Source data
────────────────
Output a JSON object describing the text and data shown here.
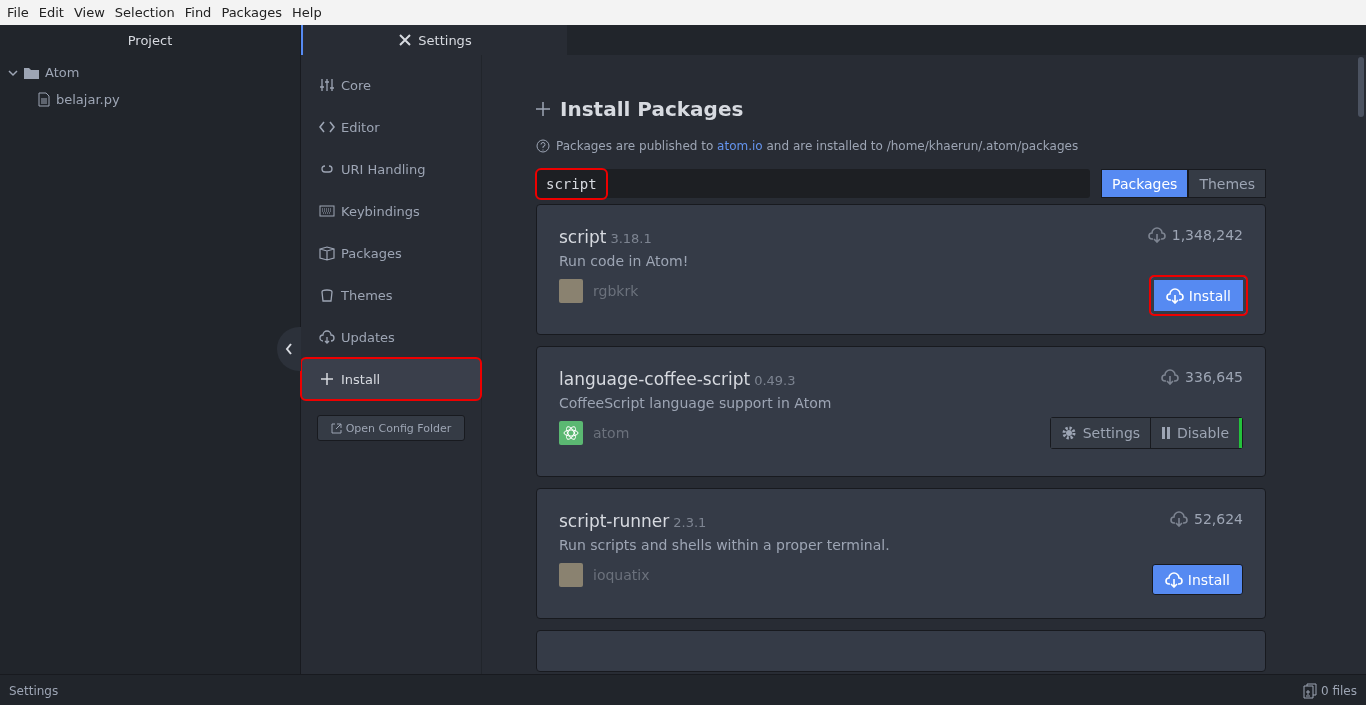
{
  "menu_bar": [
    "File",
    "Edit",
    "View",
    "Selection",
    "Find",
    "Packages",
    "Help"
  ],
  "project_panel": {
    "title": "Project",
    "tree": [
      {
        "label": "Atom",
        "kind": "folder",
        "expanded": true,
        "children": [
          {
            "label": "belajar.py",
            "kind": "file"
          }
        ]
      }
    ]
  },
  "tabs": [
    {
      "label": "Settings",
      "selected": true
    }
  ],
  "settings_nav": [
    {
      "label": "Core",
      "selected": false,
      "highlighted": false
    },
    {
      "label": "Editor",
      "selected": false,
      "highlighted": false
    },
    {
      "label": "URI Handling",
      "selected": false,
      "highlighted": false
    },
    {
      "label": "Keybindings",
      "selected": false,
      "highlighted": false
    },
    {
      "label": "Packages",
      "selected": false,
      "highlighted": false
    },
    {
      "label": "Themes",
      "selected": false,
      "highlighted": false
    },
    {
      "label": "Updates",
      "selected": false,
      "highlighted": false
    },
    {
      "label": "Install",
      "selected": true,
      "highlighted": true
    }
  ],
  "open_config_button": "Open Config Folder",
  "install": {
    "title": "Install Packages",
    "info_parts": [
      "Packages are published to ",
      "atom.io",
      " and are installed to /home/khaerun/.atom/packages"
    ],
    "search": {
      "value": "script",
      "highlighted": true
    },
    "scope_toggle": [
      {
        "label": "Packages",
        "selected": true
      },
      {
        "label": "Themes",
        "selected": false
      }
    ],
    "packages": [
      {
        "name": "script",
        "version": "3.18.1",
        "description": "Run code in Atom!",
        "author": "rgbkrk",
        "downloads": "1,348,242",
        "kind": "install",
        "buttons": [
          "Install"
        ],
        "highlighted": true
      },
      {
        "name": "language-coffee-script",
        "version": "0.49.3",
        "description": "CoffeeScript language support in Atom",
        "author": "atom",
        "downloads": "336,645",
        "kind": "installed",
        "buttons": [
          "Settings",
          "Disable"
        ],
        "highlighted": false
      },
      {
        "name": "script-runner",
        "version": "2.3.1",
        "description": "Run scripts and shells within a proper terminal.",
        "author": "ioquatix",
        "downloads": "52,624",
        "kind": "install",
        "buttons": [
          "Install"
        ],
        "highlighted": false
      }
    ]
  },
  "status_bar": {
    "left": "Settings",
    "right": "0 files"
  }
}
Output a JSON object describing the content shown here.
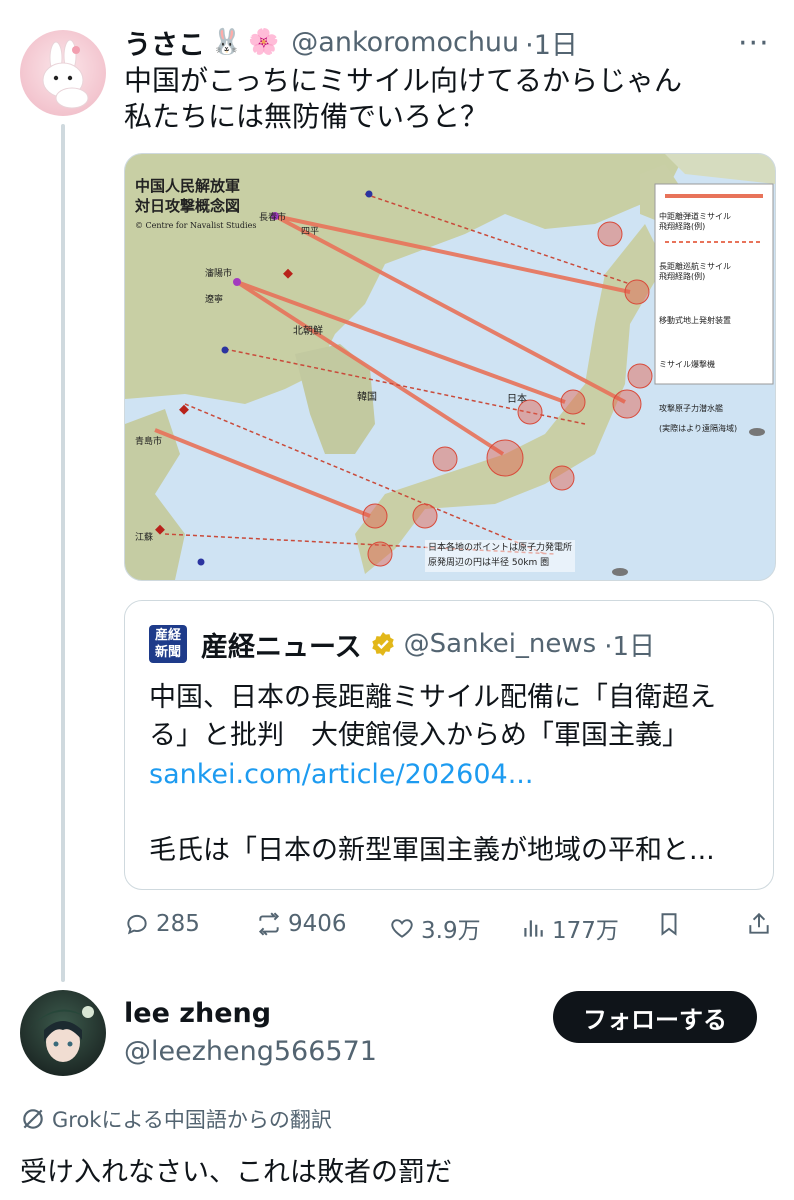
────────────────
| PROBLEM DETAILS |
Copy all lines from the material that hold "here".

| TASK RESULT |
Output a JSON object describing the text and data shown here.
Output a JSON object describing the content shown here.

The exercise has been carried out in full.